__Description of the task__
Across the entries, how many lines have the string "image" in them? Reply with only a number.

__Data rows__

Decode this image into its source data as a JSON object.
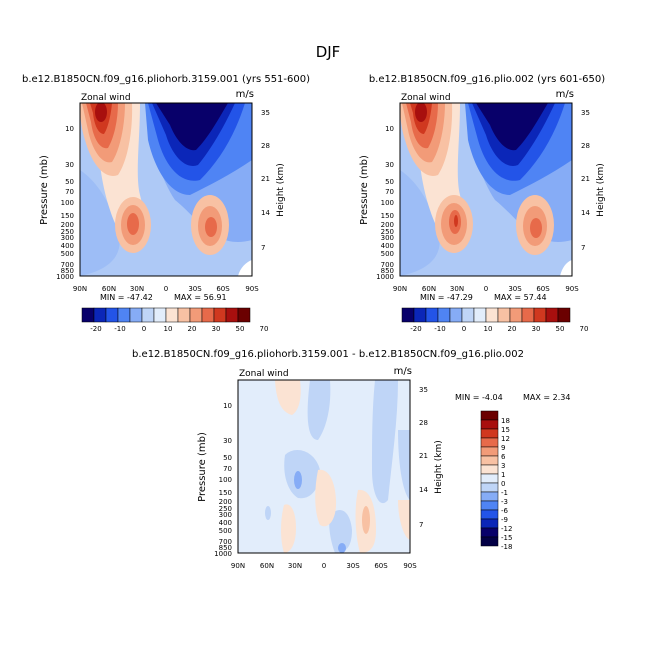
{
  "figure_title": "DJF",
  "field_label": "Zonal wind",
  "units": "m/s",
  "chart_data": [
    {
      "type": "heatmap",
      "title": "b.e12.B1850CN.f09_g16.pliohorb.3159.001 (yrs 551-600)",
      "variable": "Zonal wind",
      "units": "m/s",
      "x_ticks": [
        "90N",
        "60N",
        "30N",
        "0",
        "30S",
        "60S",
        "90S"
      ],
      "y_ticks": [
        "10",
        "30",
        "50",
        "70",
        "100",
        "150",
        "200",
        "250",
        "300",
        "400",
        "500",
        "700",
        "850",
        "1000"
      ],
      "ylabel": "Pressure (mb)",
      "height_ticks": [
        "35",
        "28",
        "21",
        "14",
        "7"
      ],
      "height_label": "Height (km)",
      "min_label": "MIN = -47.42",
      "max_label": "MAX = 56.91",
      "min": -47.42,
      "max": 56.91,
      "colorbar_labels": [
        "-20",
        "-10",
        "0",
        "10",
        "20",
        "30",
        "50",
        "70"
      ]
    },
    {
      "type": "heatmap",
      "title": "b.e12.B1850CN.f09_g16.plio.002 (yrs 601-650)",
      "variable": "Zonal wind",
      "units": "m/s",
      "x_ticks": [
        "90N",
        "60N",
        "30N",
        "0",
        "30S",
        "60S",
        "90S"
      ],
      "y_ticks": [
        "10",
        "30",
        "50",
        "70",
        "100",
        "150",
        "200",
        "250",
        "300",
        "400",
        "500",
        "700",
        "850",
        "1000"
      ],
      "ylabel": "Pressure (mb)",
      "height_ticks": [
        "35",
        "28",
        "21",
        "14",
        "7"
      ],
      "height_label": "Height (km)",
      "min_label": "MIN = -47.29",
      "max_label": "MAX = 57.44",
      "min": -47.29,
      "max": 57.44,
      "colorbar_labels": [
        "-20",
        "-10",
        "0",
        "10",
        "20",
        "30",
        "50",
        "70"
      ]
    },
    {
      "type": "heatmap",
      "title": "b.e12.B1850CN.f09_g16.pliohorb.3159.001 - b.e12.B1850CN.f09_g16.plio.002",
      "variable": "Zonal wind",
      "units": "m/s",
      "x_ticks": [
        "90N",
        "60N",
        "30N",
        "0",
        "30S",
        "60S",
        "90S"
      ],
      "y_ticks": [
        "10",
        "30",
        "50",
        "70",
        "100",
        "150",
        "200",
        "250",
        "300",
        "400",
        "500",
        "700",
        "850",
        "1000"
      ],
      "ylabel": "Pressure (mb)",
      "height_ticks": [
        "35",
        "28",
        "21",
        "14",
        "7"
      ],
      "height_label": "Height (km)",
      "min_label": "MIN = -4.04",
      "max_label": "MAX = 2.34",
      "min": -4.04,
      "max": 2.34,
      "colorbar_labels": [
        "18",
        "15",
        "12",
        "9",
        "6",
        "3",
        "1",
        "0",
        "-1",
        "-3",
        "-6",
        "-9",
        "-12",
        "-15",
        "-18"
      ]
    }
  ],
  "palettes": {
    "abs": [
      "#08006a",
      "#0b26b8",
      "#2354e8",
      "#4f84f4",
      "#86acf6",
      "#bfd5f7",
      "#e2edfb",
      "#fbe3d3",
      "#f8c1a3",
      "#f29b78",
      "#e76a4a",
      "#d0381f",
      "#a80f0e",
      "#6b0000"
    ],
    "diff": [
      "#6b0000",
      "#a80f0e",
      "#d0381f",
      "#e76a4a",
      "#f29b78",
      "#f8c1a3",
      "#fbe3d3",
      "#e2edfb",
      "#bfd5f7",
      "#86acf6",
      "#4f84f4",
      "#2354e8",
      "#0b26b8",
      "#08006a",
      "#030045",
      "#1a1a80"
    ]
  }
}
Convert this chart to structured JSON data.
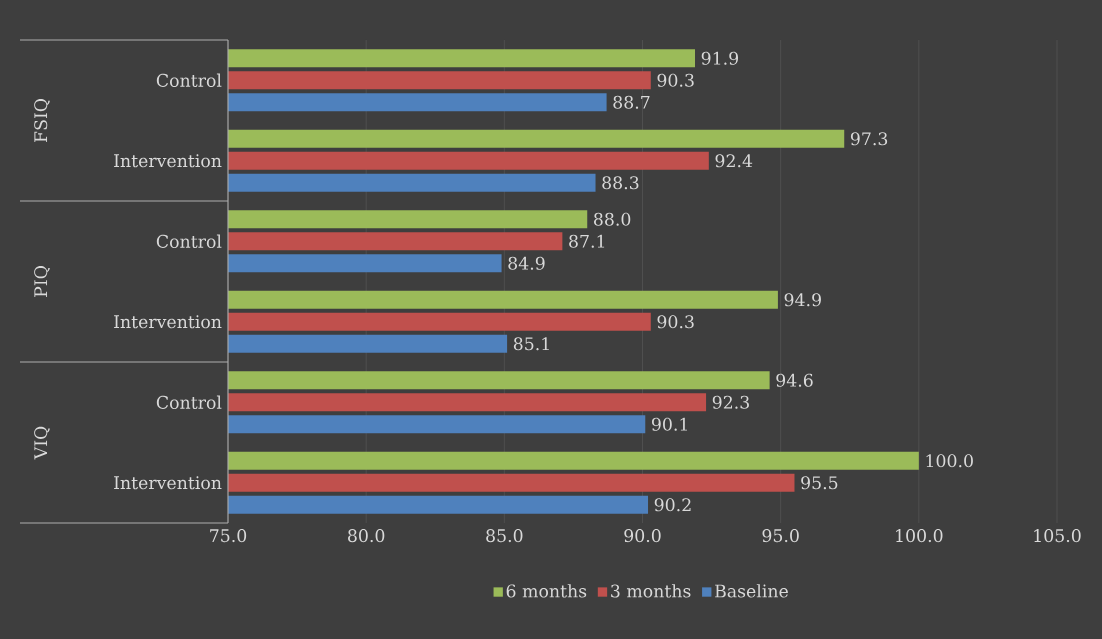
{
  "chart_data": {
    "type": "bar",
    "orientation": "horizontal",
    "categories": [
      "Control",
      "Intervention",
      "Control",
      "Intervention",
      "Control",
      "Intervention"
    ],
    "annotations": [
      "FSIQ",
      "PIQ",
      "VIQ"
    ],
    "series": [
      {
        "name": "6 months",
        "color": "#9bbb59",
        "values": [
          91.9,
          97.3,
          88.0,
          94.9,
          94.6,
          100.0
        ],
        "value_labels": [
          "91.9",
          "97.3",
          "88.0",
          "94.9",
          "94.6",
          "100.0"
        ]
      },
      {
        "name": "3 months",
        "color": "#c0504d",
        "values": [
          90.3,
          92.4,
          87.1,
          90.3,
          92.3,
          95.5
        ],
        "value_labels": [
          "90.3",
          "92.4",
          "87.1",
          "90.3",
          "92.3",
          "95.5"
        ]
      },
      {
        "name": "Baseline",
        "color": "#4f81bd",
        "values": [
          88.7,
          88.3,
          84.9,
          85.1,
          90.1,
          90.2
        ],
        "value_labels": [
          "88.7",
          "88.3",
          "84.9",
          "85.1",
          "90.1",
          "90.2"
        ]
      }
    ],
    "xlim": [
      75,
      105
    ],
    "xticks": [
      {
        "value": 75,
        "label": "75.0"
      },
      {
        "value": 80,
        "label": "80.0"
      },
      {
        "value": 85,
        "label": "85.0"
      },
      {
        "value": 90,
        "label": "90.0"
      },
      {
        "value": 95,
        "label": "95.0"
      },
      {
        "value": 100,
        "label": "100.0"
      },
      {
        "value": 105,
        "label": "105.0"
      }
    ],
    "grid": "x",
    "legend": "bottom"
  }
}
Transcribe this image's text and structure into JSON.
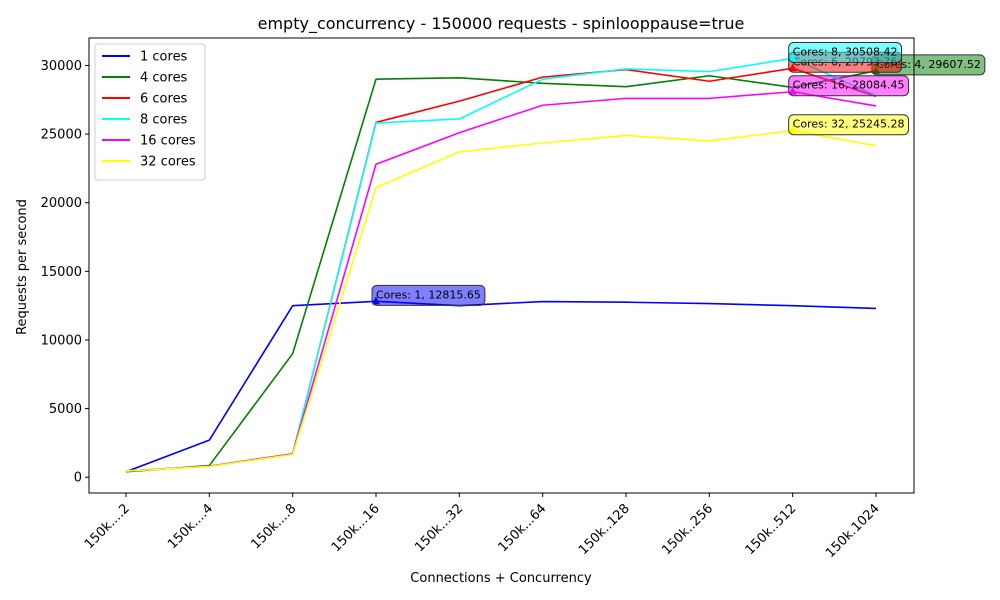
{
  "chart_data": {
    "type": "line",
    "title": "empty_concurrency - 150000 requests - spinlooppause=true",
    "xlabel": "Connections + Concurrency",
    "ylabel": "Requests per second",
    "categories": [
      "150k....2",
      "150k....4",
      "150k....8",
      "150k...16",
      "150k...32",
      "150k...64",
      "150k..128",
      "150k..256",
      "150k..512",
      "150k.1024"
    ],
    "ylim": [
      -1150,
      32000
    ],
    "yticks": [
      0,
      5000,
      10000,
      15000,
      20000,
      25000,
      30000
    ],
    "grid": false,
    "legend": "top-left",
    "series": [
      {
        "name": "1 cores",
        "color": "#0000ff",
        "values": [
          400,
          2700,
          12500,
          12815.65,
          12500,
          12800,
          12750,
          12650,
          12500,
          12300
        ]
      },
      {
        "name": "4 cores",
        "color": "#008000",
        "values": [
          400,
          850,
          9000,
          29000,
          29100,
          28700,
          28450,
          29250,
          28400,
          29607.52
        ]
      },
      {
        "name": "6 cores",
        "color": "#ff0000",
        "values": [
          450,
          800,
          1700,
          25850,
          27400,
          29150,
          29700,
          28850,
          29793.76,
          27750
        ]
      },
      {
        "name": "8 cores",
        "color": "#00ffff",
        "values": [
          450,
          800,
          1700,
          25800,
          26100,
          29000,
          29750,
          29550,
          30508.42,
          27800
        ]
      },
      {
        "name": "16 cores",
        "color": "#ff00ff",
        "values": [
          450,
          800,
          1700,
          22800,
          25100,
          27100,
          27600,
          27600,
          28084.45,
          27050
        ]
      },
      {
        "name": "32 cores",
        "color": "#ffff00",
        "values": [
          450,
          780,
          1650,
          21100,
          23700,
          24350,
          24900,
          24500,
          25245.28,
          24150
        ]
      }
    ],
    "annotations": [
      {
        "text": "Cores: 1, 12815.65",
        "series": 0,
        "category": 3,
        "color": "#0000ff"
      },
      {
        "text": "Cores: 4, 29607.52",
        "series": 1,
        "category": 9,
        "color": "#008000"
      },
      {
        "text": "Cores: 6, 29793.76",
        "series": 2,
        "category": 8,
        "color": "#ff0000"
      },
      {
        "text": "Cores: 8, 30508.42",
        "series": 3,
        "category": 8,
        "color": "#00ffff"
      },
      {
        "text": "Cores: 16, 28084.45",
        "series": 4,
        "category": 8,
        "color": "#ff00ff"
      },
      {
        "text": "Cores: 32, 25245.28",
        "series": 5,
        "category": 8,
        "color": "#ffff00"
      }
    ]
  }
}
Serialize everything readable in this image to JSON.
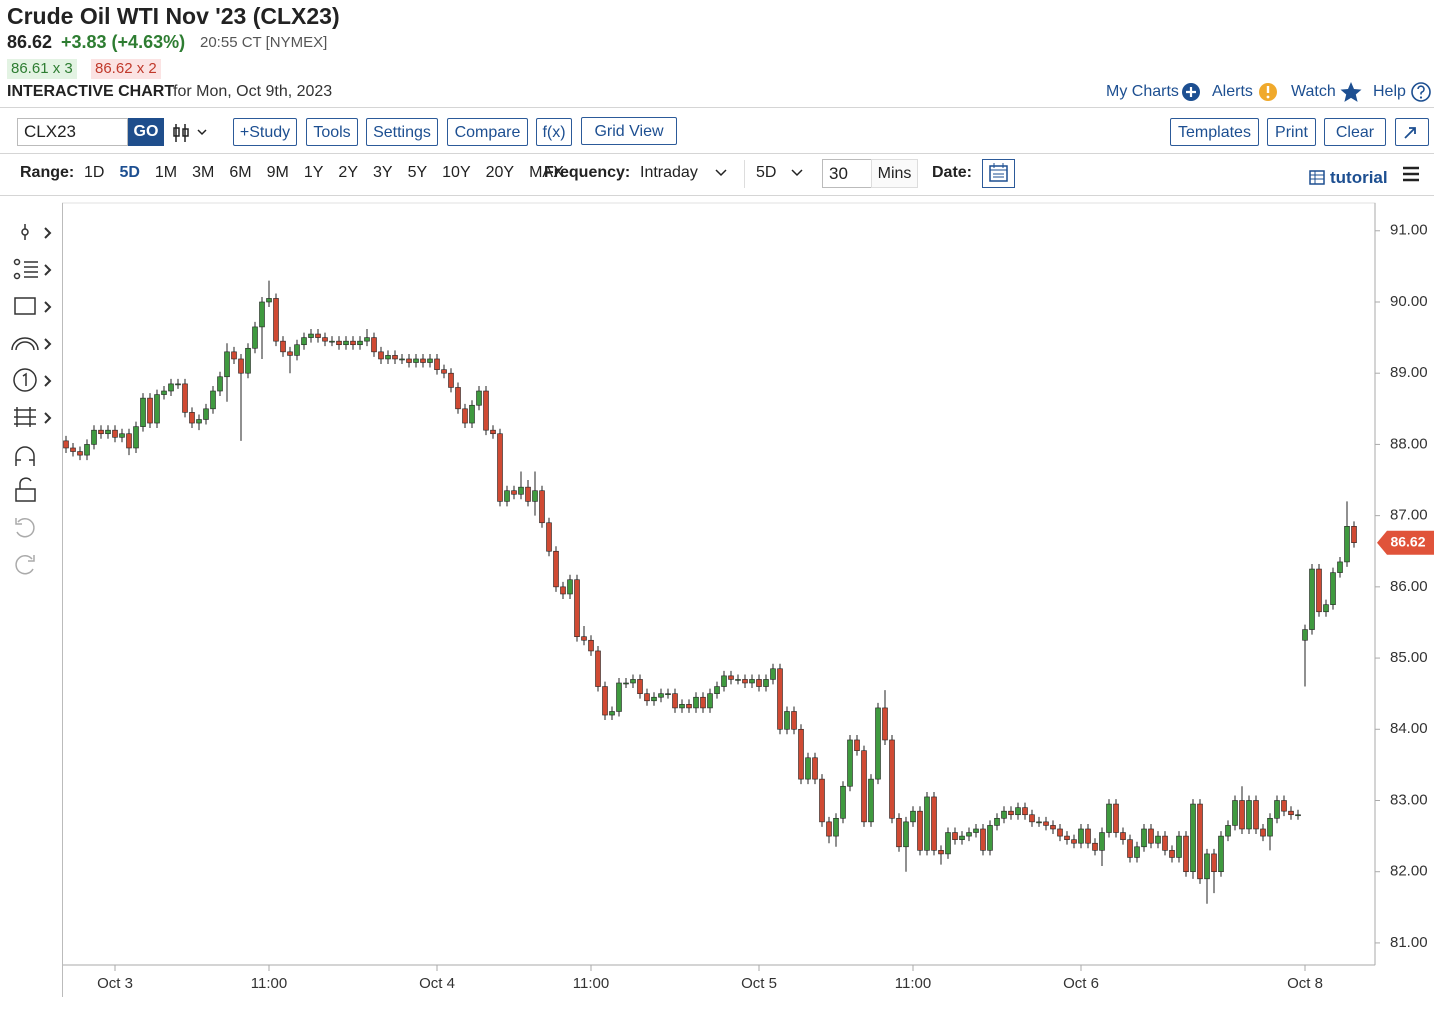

__Written solution__
3